**Your objective**
Do not copy the pictures; transcribe all other material exactly.

[Records from a data source]
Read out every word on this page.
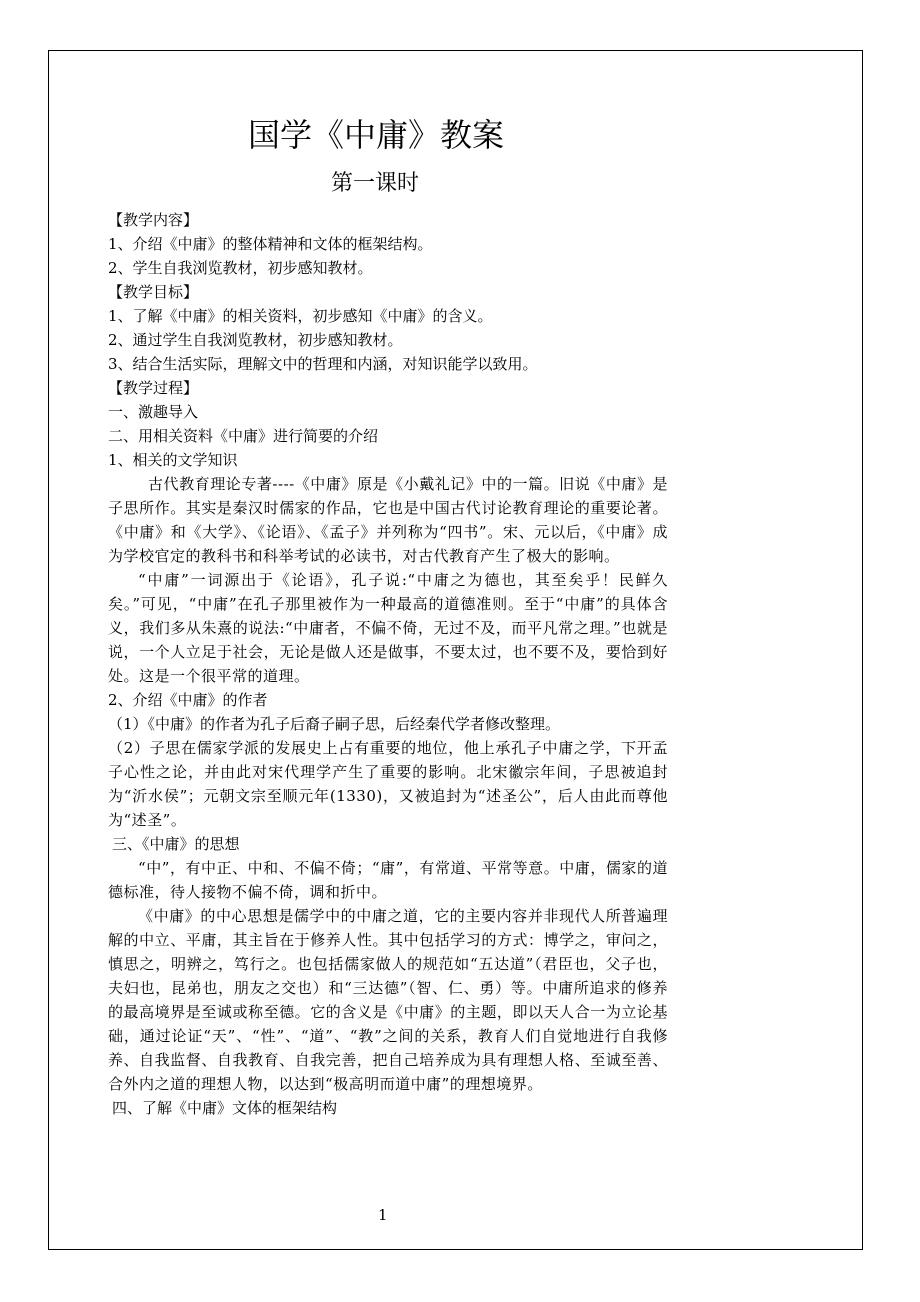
国学《中庸》教案
第一课时

【教学内容】

1、介绍《中庸》的整体精神和文体的框架结构。

2、学生自我浏览教材，初步感知教材。

【教学目标】

1、了解《中庸》的相关资料，初步感知《中庸》的含义。

2、通过学生自我浏览教材，初步感知教材。

3、结合生活实际，理解文中的哲理和内涵，对知识能学以致用。

【教学过程】

一、激趣导入

二、用相关资料《中庸》进行简要的介绍

1、相关的文学知识

古代教育理论专著----《中庸》原是《小戴礼记》中的一篇。旧说《中庸》是子思所作。其实是秦汉时儒家的作品，它也是中国古代讨论教育理论的重要论著。《中庸》和《大学》、《论语》、《孟子》并列称为“四书”。宋、元以后，《中庸》成为学校官定的教科书和科举考试的必读书，对古代教育产生了极大的影响。

“中庸”一词源出于《论语》，孔子说:“中庸之为德也，其至矣乎！民鲜久矣。”可见，“中庸”在孔子那里被作为一种最高的道德准则。至于“中庸”的具体含义，我们多从朱熹的说法:“中庸者，不偏不倚，无过不及，而平凡常之理。”也就是说，一个人立足于社会，无论是做人还是做事，不要太过，也不要不及，要恰到好处。这是一个很平常的道理。

2、介绍《中庸》的作者

（1）《中庸》的作者为孔子后裔子嗣子思，后经秦代学者修改整理。

（2）子思在儒家学派的发展史上占有重要的地位，他上承孔子中庸之学，下开孟子心性之论，并由此对宋代理学产生了重要的影响。北宋徽宗年间，子思被追封为“沂水侯”；元朝文宗至顺元年(1330)，又被追封为“述圣公”，后人由此而尊他为“述圣”。

三、《中庸》的思想

“中”，有中正、中和、不偏不倚；“庸”，有常道、平常等意。中庸，儒家的道德标准，待人接物不偏不倚，调和折中。

《中庸》的中心思想是儒学中的中庸之道，它的主要内容并非现代人所普遍理解的中立、平庸，其主旨在于修养人性。其中包括学习的方式：博学之，审问之，慎思之，明辨之，笃行之。也包括儒家做人的规范如“五达道”（君臣也，父子也，夫妇也，昆弟也，朋友之交也）和“三达德”（智、仁、勇）等。中庸所追求的修养的最高境界是至诚或称至德。它的含义是《中庸》的主题，即以天人合一为立论基础，通过论证“天”、“性”、“道”、“教”之间的关系，教育人们自觉地进行自我修养、自我监督、自我教育、自我完善，把自己培养成为具有理想人格、至诚至善、合外内之道的理想人物，以达到“极高明而道中庸”的理想境界。

四、了解《中庸》文体的框架结构

1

**The reply**
Read out every word on this page.
国学《中庸》教案
第一课时

【教学内容】

1、介绍《中庸》的整体精神和文体的框架结构。

2、学生自我浏览教材，初步感知教材。

【教学目标】

1、了解《中庸》的相关资料，初步感知《中庸》的含义。

2、通过学生自我浏览教材，初步感知教材。

3、结合生活实际，理解文中的哲理和内涵，对知识能学以致用。

【教学过程】

一、激趣导入

二、用相关资料《中庸》进行简要的介绍

1、相关的文学知识

古代教育理论专著----《中庸》原是《小戴礼记》中的一篇。旧说《中庸》是子思所作。其实是秦汉时儒家的作品，它也是中国古代讨论教育理论的重要论著。《中庸》和《大学》、《论语》、《孟子》并列称为“四书”。宋、元以后，《中庸》成为学校官定的教科书和科举考试的必读书，对古代教育产生了极大的影响。

“中庸”一词源出于《论语》，孔子说:“中庸之为德也，其至矣乎！民鲜久矣。”可见，“中庸”在孔子那里被作为一种最高的道德准则。至于“中庸”的具体含义，我们多从朱熹的说法:“中庸者，不偏不倚，无过不及，而平凡常之理。”也就是说，一个人立足于社会，无论是做人还是做事，不要太过，也不要不及，要恰到好处。这是一个很平常的道理。

2、介绍《中庸》的作者

（1）《中庸》的作者为孔子后裔子嗣子思，后经秦代学者修改整理。

（2）子思在儒家学派的发展史上占有重要的地位，他上承孔子中庸之学，下开孟子心性之论，并由此对宋代理学产生了重要的影响。北宋徽宗年间，子思被追封为“沂水侯”；元朝文宗至顺元年(1330)，又被追封为“述圣公”，后人由此而尊他为“述圣”。

三、《中庸》的思想

“中”，有中正、中和、不偏不倚；“庸”，有常道、平常等意。中庸，儒家的道德标准，待人接物不偏不倚，调和折中。

《中庸》的中心思想是儒学中的中庸之道，它的主要内容并非现代人所普遍理解的中立、平庸，其主旨在于修养人性。其中包括学习的方式：博学之，审问之，慎思之，明辨之，笃行之。也包括儒家做人的规范如“五达道”（君臣也，父子也，夫妇也，昆弟也，朋友之交也）和“三达德”（智、仁、勇）等。中庸所追求的修养的最高境界是至诚或称至德。它的含义是《中庸》的主题，即以天人合一为立论基础，通过论证“天”、“性”、“道”、“教”之间的关系，教育人们自觉地进行自我修养、自我监督、自我教育、自我完善，把自己培养成为具有理想人格、至诚至善、合外内之道的理想人物，以达到“极高明而道中庸”的理想境界。

四、了解《中庸》文体的框架结构

1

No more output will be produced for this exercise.